═════ INPUT ROWS ═════

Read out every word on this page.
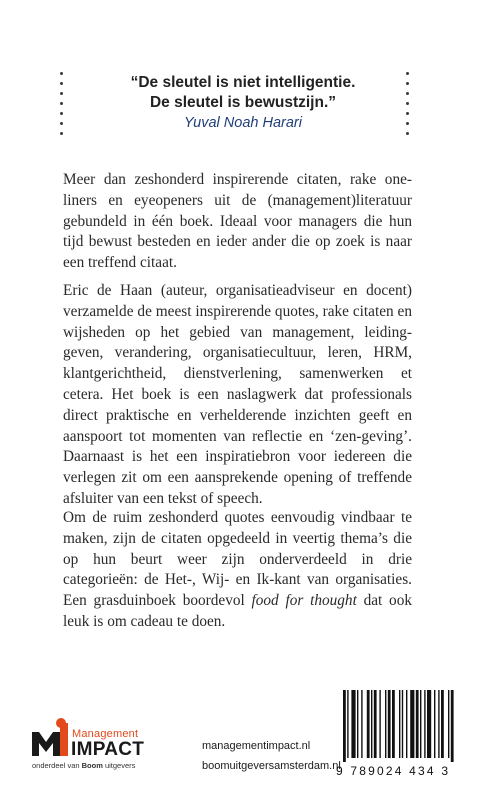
“De sleutel is niet intelligentie.
De sleutel is bewustzijn.”
Yuval Noah Harari
Meer dan zeshonderd inspirerende citaten, rake one-liners en eyeopeners uit de (management)literatuur gebundeld in één boek. Ideaal voor managers die hun tijd bewust besteden en ieder ander die op zoek is naar een treffend citaat.
Eric de Haan (auteur, organisatieadviseur en docent) verzamelde de meest inspirerende quotes, rake citaten en wijsheden op het gebied van management, leiding-geven, verandering, organisatiecultuur, leren, HRM, klantgerichtheid, dienstverlening, samenwerken et cetera. Het boek is een naslagwerk dat professionals direct praktische en verhelderende inzichten geeft en aanspoort tot momenten van reflectie en ‘zen-geving’. Daarnaast is het een inspiratiebron voor iedereen die verlegen zit om een aansprekende opening of treffende afsluiter van een tekst of speech.
Om de ruim zeshonderd quotes eenvoudig vindbaar te maken, zijn de citaten opgedeeld in veertig thema’s die op hun beurt weer zijn onderverdeeld in drie categorieën: de Het-, Wij- en Ik-kant van organisaties. Een grasduinboek boordevol food for thought dat ook leuk is om cadeau te doen.
Management
IMPACT
onderdeel van Boom uitgevers
managementimpact.nl
boomuitgeversamsterdam.nl
9 789024 434 3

═════

* TO DO
All of the entries above should be copied exactly, except for the pictures.

* FULL ANSWER
Read out every word on this page.
“De sleutel is niet intelligentie.
De sleutel is bewustzijn.”
Yuval Noah Harari
Meer dan zeshonderd inspirerende citaten, rake one-liners en eyeopeners uit de (management)literatuur gebundeld in één boek. Ideaal voor managers die hun tijd bewust besteden en ieder ander die op zoek is naar een treffend citaat.
Eric de Haan (auteur, organisatieadviseur en docent) verzamelde de meest inspirerende quotes, rake citaten en wijsheden op het gebied van management, leiding-geven, verandering, organisatiecultuur, leren, HRM, klantgerichtheid, dienstverlening, samenwerken et cetera. Het boek is een naslagwerk dat professionals direct praktische en verhelderende inzichten geeft en aanspoort tot momenten van reflectie en ‘zen-geving’. Daarnaast is het een inspiratiebron voor iedereen die verlegen zit om een aansprekende opening of treffende afsluiter van een tekst of speech.
Om de ruim zeshonderd quotes eenvoudig vindbaar te maken, zijn de citaten opgedeeld in veertig thema’s die op hun beurt weer zijn onderverdeeld in drie categorieën: de Het-, Wij- en Ik-kant van organisaties. Een grasduinboek boordevol food for thought dat ook leuk is om cadeau te doen.
Management
IMPACT
onderdeel van Boom uitgevers
managementimpact.nl
boomuitgeversamsterdam.nl
9 789024 434 3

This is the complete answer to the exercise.